• DATASET EXTRACT:

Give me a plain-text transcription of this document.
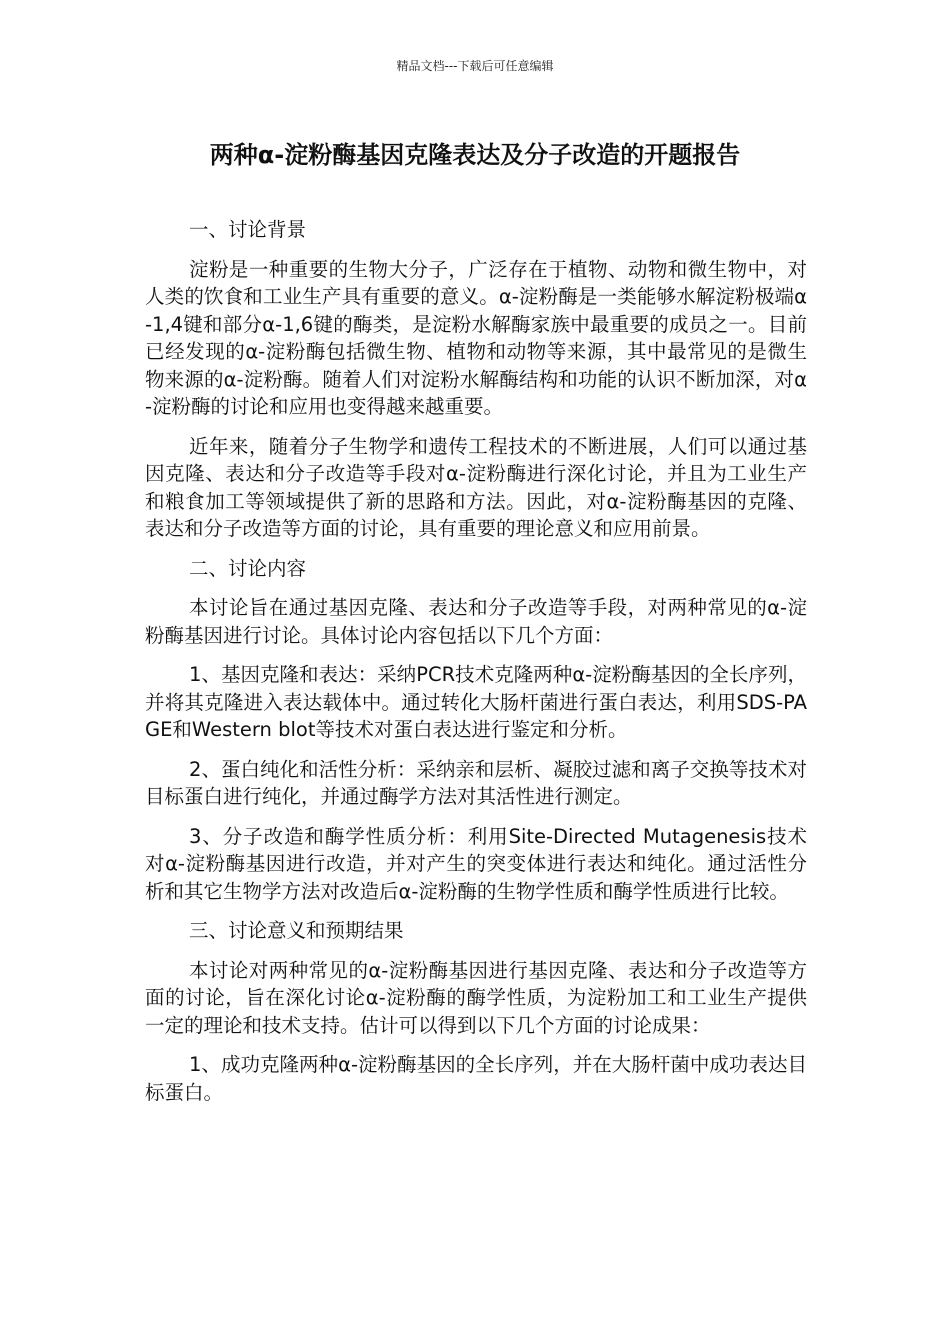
精品文档---下载后可任意编辑
两种α-淀粉酶基因克隆表达及分子改造的开题报告

一、讨论背景

淀粉是一种重要的生物大分子，广泛存在于植物、动物和微生物中，对人类的饮食和工业生产具有重要的意义。α-淀粉酶是一类能够水解淀粉极端α-1,4键和部分α-1,6键的酶类，是淀粉水解酶家族中最重要的成员之一。目前已经发现的α-淀粉酶包括微生物、植物和动物等来源，其中最常见的是微生物来源的α-淀粉酶。随着人们对淀粉水解酶结构和功能的认识不断加深，对α-淀粉酶的讨论和应用也变得越来越重要。

近年来，随着分子生物学和遗传工程技术的不断进展，人们可以通过基因克隆、表达和分子改造等手段对α-淀粉酶进行深化讨论，并且为工业生产和粮食加工等领域提供了新的思路和方法。因此，对α-淀粉酶基因的克隆、表达和分子改造等方面的讨论，具有重要的理论意义和应用前景。

二、讨论内容

本讨论旨在通过基因克隆、表达和分子改造等手段，对两种常见的α-淀粉酶基因进行讨论。具体讨论内容包括以下几个方面：

1、基因克隆和表达：采纳PCR技术克隆两种α-淀粉酶基因的全长序列，并将其克隆进入表达载体中。通过转化大肠杆菌进行蛋白表达，利用SDS-PAGE和Western blot等技术对蛋白表达进行鉴定和分析。

2、蛋白纯化和活性分析：采纳亲和层析、凝胶过滤和离子交换等技术对目标蛋白进行纯化，并通过酶学方法对其活性进行测定。

3、分子改造和酶学性质分析：利用Site-Directed Mutagenesis技术对α-淀粉酶基因进行改造，并对产生的突变体进行表达和纯化。通过活性分析和其它生物学方法对改造后α-淀粉酶的生物学性质和酶学性质进行比较。

三、讨论意义和预期结果

本讨论对两种常见的α-淀粉酶基因进行基因克隆、表达和分子改造等方面的讨论，旨在深化讨论α-淀粉酶的酶学性质，为淀粉加工和工业生产提供一定的理论和技术支持。估计可以得到以下几个方面的讨论成果：

1、成功克隆两种α-淀粉酶基因的全长序列，并在大肠杆菌中成功表达目标蛋白。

• TASK REQUIREMENTS:
Could you copy out every line in the listing where the word "表达和分子改造等方面的讨论" appears?

• WRITTEN RESPONSE:
近年来，随着分子生物学和遗传工程技术的不断进展，人们可以通过基因克隆、表达和分子改造等手段对α-淀粉酶进行深化讨论，并且为工业生产和粮食加工等领域提供了新的思路和方法。因此，对α-淀粉酶基因的克隆、表达和分子改造等方面的讨论，具有重要的理论意义和应用前景。
本讨论对两种常见的α-淀粉酶基因进行基因克隆、表达和分子改造等方面的讨论，旨在深化讨论α-淀粉酶的酶学性质，为淀粉加工和工业生产提供一定的理论和技术支持。估计可以得到以下几个方面的讨论成果：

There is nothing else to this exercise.